PROMPT: Carry none of the pictures over; set down the material below exactly.

Source records:
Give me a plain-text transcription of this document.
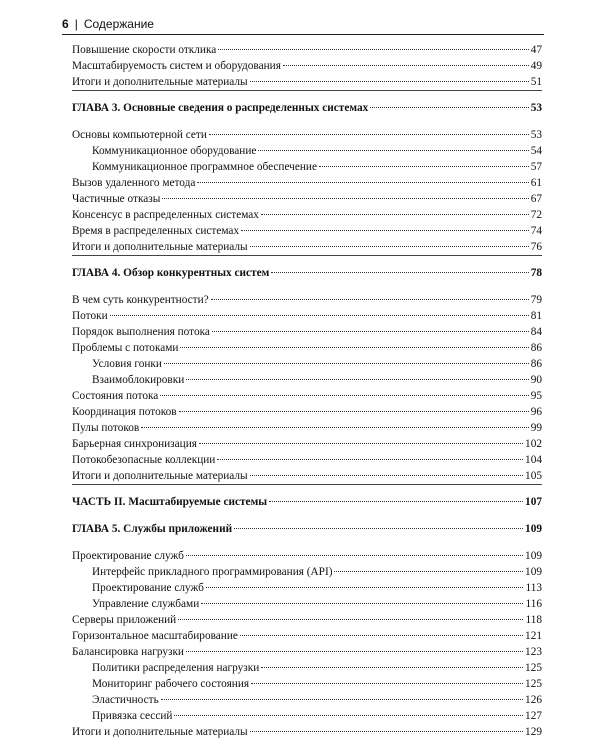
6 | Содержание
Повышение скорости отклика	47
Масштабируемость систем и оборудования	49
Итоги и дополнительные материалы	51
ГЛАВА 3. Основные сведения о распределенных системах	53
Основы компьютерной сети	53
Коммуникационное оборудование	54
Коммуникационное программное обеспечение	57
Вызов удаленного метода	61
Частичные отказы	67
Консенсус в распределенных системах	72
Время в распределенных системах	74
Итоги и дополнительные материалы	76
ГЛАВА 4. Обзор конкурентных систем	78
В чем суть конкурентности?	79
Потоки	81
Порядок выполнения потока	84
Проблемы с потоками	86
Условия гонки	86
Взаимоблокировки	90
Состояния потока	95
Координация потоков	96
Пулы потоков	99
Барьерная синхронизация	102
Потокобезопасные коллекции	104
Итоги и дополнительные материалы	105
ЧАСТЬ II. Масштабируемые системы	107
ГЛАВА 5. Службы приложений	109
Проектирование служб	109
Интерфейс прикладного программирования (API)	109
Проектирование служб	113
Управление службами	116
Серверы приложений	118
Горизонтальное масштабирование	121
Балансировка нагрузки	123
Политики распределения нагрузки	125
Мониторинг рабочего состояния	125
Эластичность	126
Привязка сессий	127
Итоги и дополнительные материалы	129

THE REPLY:
Give me a plain-text transcription of this document.
6 | Содержание
Повышение скорости отклика	47
Масштабируемость систем и оборудования	49
Итоги и дополнительные материалы	51
ГЛАВА 3. Основные сведения о распределенных системах	53
Основы компьютерной сети	53
Коммуникационное оборудование	54
Коммуникационное программное обеспечение	57
Вызов удаленного метода	61
Частичные отказы	67
Консенсус в распределенных системах	72
Время в распределенных системах	74
Итоги и дополнительные материалы	76
ГЛАВА 4. Обзор конкурентных систем	78
В чем суть конкурентности?	79
Потоки	81
Порядок выполнения потока	84
Проблемы с потоками	86
Условия гонки	86
Взаимоблокировки	90
Состояния потока	95
Координация потоков	96
Пулы потоков	99
Барьерная синхронизация	102
Потокобезопасные коллекции	104
Итоги и дополнительные материалы	105
ЧАСТЬ II. Масштабируемые системы	107
ГЛАВА 5. Службы приложений	109
Проектирование служб	109
Интерфейс прикладного программирования (API)	109
Проектирование служб	113
Управление службами	116
Серверы приложений	118
Горизонтальное масштабирование	121
Балансировка нагрузки	123
Политики распределения нагрузки	125
Мониторинг рабочего состояния	125
Эластичность	126
Привязка сессий	127
Итоги и дополнительные материалы	129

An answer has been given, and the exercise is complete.